Dataset rows:

::::

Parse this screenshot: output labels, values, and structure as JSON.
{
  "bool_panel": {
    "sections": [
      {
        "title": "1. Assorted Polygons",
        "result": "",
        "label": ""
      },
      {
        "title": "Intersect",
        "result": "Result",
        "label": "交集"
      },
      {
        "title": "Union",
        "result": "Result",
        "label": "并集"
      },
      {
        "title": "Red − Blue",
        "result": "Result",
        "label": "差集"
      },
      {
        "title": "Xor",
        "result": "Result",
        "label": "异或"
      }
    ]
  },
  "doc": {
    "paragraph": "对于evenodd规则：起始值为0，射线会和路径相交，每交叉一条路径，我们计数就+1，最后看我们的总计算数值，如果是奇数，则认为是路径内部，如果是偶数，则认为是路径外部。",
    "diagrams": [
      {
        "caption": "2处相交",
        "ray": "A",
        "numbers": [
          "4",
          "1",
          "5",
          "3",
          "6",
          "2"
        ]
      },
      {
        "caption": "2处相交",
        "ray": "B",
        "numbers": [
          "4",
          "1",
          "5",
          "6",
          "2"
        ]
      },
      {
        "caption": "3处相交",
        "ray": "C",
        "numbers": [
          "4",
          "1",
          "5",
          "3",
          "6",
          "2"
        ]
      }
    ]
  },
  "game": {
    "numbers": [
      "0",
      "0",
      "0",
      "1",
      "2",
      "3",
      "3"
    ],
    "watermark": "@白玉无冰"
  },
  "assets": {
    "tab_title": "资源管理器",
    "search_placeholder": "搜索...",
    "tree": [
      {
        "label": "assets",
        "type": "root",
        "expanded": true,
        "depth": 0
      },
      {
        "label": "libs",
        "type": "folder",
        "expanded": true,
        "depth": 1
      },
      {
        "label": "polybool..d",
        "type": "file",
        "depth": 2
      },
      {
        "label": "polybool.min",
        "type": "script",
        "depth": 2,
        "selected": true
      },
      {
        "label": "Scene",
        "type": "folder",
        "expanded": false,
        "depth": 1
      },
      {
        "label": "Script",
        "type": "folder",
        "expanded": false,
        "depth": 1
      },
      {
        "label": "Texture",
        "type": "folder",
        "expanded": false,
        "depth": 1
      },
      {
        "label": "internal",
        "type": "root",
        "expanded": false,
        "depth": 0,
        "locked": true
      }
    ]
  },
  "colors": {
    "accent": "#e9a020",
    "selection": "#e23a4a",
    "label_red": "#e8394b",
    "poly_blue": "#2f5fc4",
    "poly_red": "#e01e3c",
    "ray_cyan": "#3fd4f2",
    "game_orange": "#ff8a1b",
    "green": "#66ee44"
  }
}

::::

• _EXERCISE_
Report the number of lines in the listing that include the string "polybool"; give nothing but the number.

• _OUTPUT BELOW_
2